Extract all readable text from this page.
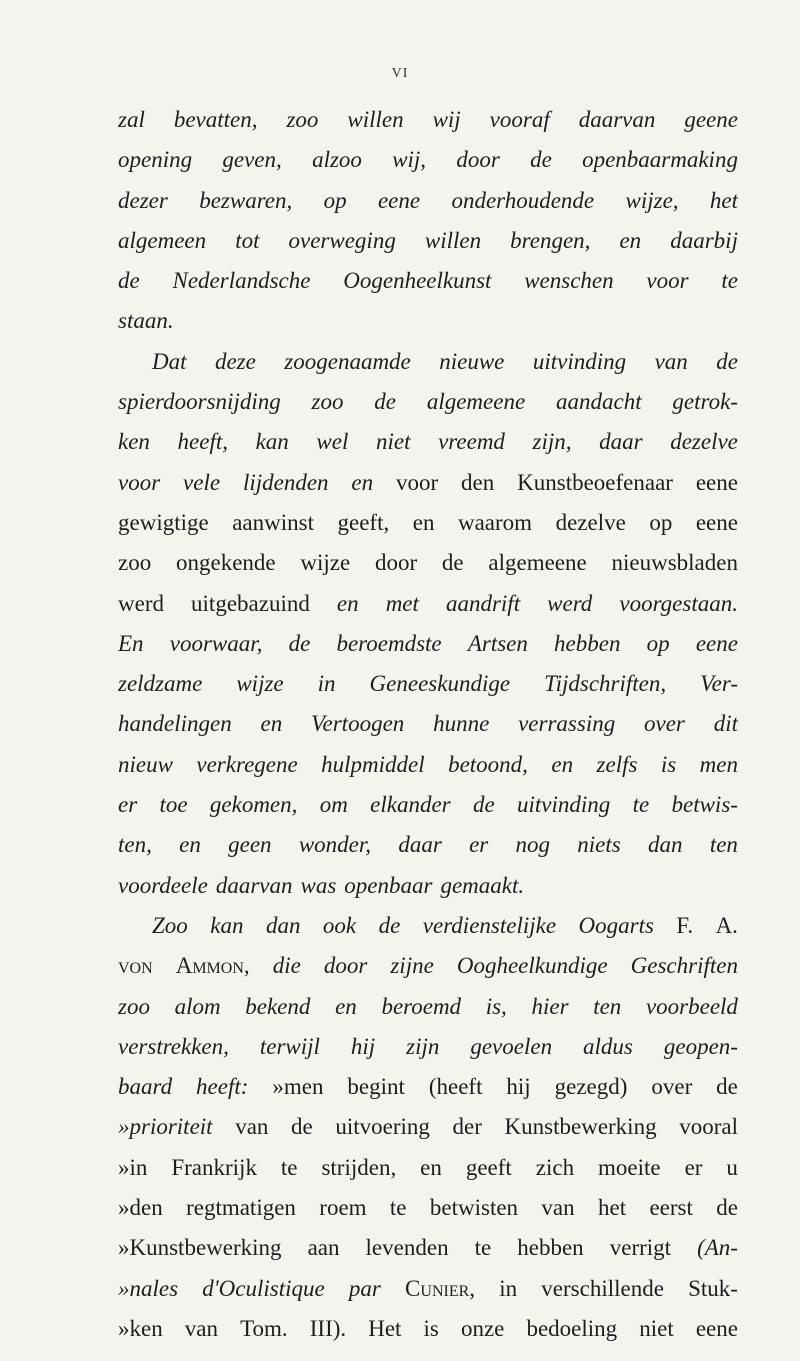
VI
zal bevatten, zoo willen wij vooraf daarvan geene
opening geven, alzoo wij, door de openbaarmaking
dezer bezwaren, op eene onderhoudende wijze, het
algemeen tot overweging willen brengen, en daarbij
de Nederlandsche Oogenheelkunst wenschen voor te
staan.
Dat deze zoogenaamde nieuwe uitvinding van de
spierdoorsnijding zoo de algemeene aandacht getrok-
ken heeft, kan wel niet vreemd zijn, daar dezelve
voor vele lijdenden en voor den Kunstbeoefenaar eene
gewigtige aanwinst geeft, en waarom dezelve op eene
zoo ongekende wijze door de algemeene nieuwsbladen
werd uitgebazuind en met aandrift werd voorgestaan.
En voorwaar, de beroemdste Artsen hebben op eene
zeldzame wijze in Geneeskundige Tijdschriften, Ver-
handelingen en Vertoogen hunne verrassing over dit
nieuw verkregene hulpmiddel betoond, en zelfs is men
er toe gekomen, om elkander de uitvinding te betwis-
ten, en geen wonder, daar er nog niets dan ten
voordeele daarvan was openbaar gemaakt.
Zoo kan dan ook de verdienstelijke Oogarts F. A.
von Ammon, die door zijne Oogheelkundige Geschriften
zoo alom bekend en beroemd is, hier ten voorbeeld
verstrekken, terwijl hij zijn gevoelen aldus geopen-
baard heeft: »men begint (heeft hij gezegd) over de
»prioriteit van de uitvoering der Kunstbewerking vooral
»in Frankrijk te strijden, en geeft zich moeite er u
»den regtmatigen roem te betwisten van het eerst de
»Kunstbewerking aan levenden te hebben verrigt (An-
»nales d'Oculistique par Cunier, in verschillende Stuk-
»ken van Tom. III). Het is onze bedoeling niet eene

****************************************

**TO BE DONE**.
Quote all of the entries word for word, omitting any pictures.

**TASK RESULT**.
Extract all readable text from this page.
VI
zal bevatten, zoo willen wij vooraf daarvan geene
opening geven, alzoo wij, door de openbaarmaking
dezer bezwaren, op eene onderhoudende wijze, het
algemeen tot overweging willen brengen, en daarbij
de Nederlandsche Oogenheelkunst wenschen voor te
staan.
Dat deze zoogenaamde nieuwe uitvinding van de
spierdoorsnijding zoo de algemeene aandacht getrok-
ken heeft, kan wel niet vreemd zijn, daar dezelve
voor vele lijdenden en voor den Kunstbeoefenaar eene
gewigtige aanwinst geeft, en waarom dezelve op eene
zoo ongekende wijze door de algemeene nieuwsbladen
werd uitgebazuind en met aandrift werd voorgestaan.
En voorwaar, de beroemdste Artsen hebben op eene
zeldzame wijze in Geneeskundige Tijdschriften, Ver-
handelingen en Vertoogen hunne verrassing over dit
nieuw verkregene hulpmiddel betoond, en zelfs is men
er toe gekomen, om elkander de uitvinding te betwis-
ten, en geen wonder, daar er nog niets dan ten
voordeele daarvan was openbaar gemaakt.
Zoo kan dan ook de verdienstelijke Oogarts F. A.
von Ammon, die door zijne Oogheelkundige Geschriften
zoo alom bekend en beroemd is, hier ten voorbeeld
verstrekken, terwijl hij zijn gevoelen aldus geopen-
baard heeft: »men begint (heeft hij gezegd) over de
»prioriteit van de uitvoering der Kunstbewerking vooral
»in Frankrijk te strijden, en geeft zich moeite er u
»den regtmatigen roem te betwisten van het eerst de
»Kunstbewerking aan levenden te hebben verrigt (An-
»nales d'Oculistique par Cunier, in verschillende Stuk-
»ken van Tom. III). Het is onze bedoeling niet eene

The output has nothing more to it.